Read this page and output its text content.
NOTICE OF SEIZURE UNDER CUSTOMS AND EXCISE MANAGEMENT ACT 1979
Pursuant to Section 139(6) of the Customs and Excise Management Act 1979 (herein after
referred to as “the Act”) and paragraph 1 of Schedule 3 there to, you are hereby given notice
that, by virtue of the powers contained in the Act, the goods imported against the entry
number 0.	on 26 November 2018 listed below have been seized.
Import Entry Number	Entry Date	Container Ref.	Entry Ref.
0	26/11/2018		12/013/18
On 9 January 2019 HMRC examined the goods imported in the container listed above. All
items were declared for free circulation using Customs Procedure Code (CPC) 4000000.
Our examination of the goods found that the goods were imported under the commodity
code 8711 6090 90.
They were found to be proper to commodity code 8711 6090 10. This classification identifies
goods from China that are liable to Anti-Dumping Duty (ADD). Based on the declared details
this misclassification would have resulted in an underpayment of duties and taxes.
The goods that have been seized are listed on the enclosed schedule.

## The exercise:
From the data above, show each line that contains "commodity".

## Complete answer:
Our examination of the goods found that the goods were imported under the commodity
They were found to be proper to commodity code 8711 6090 10. This classification identifies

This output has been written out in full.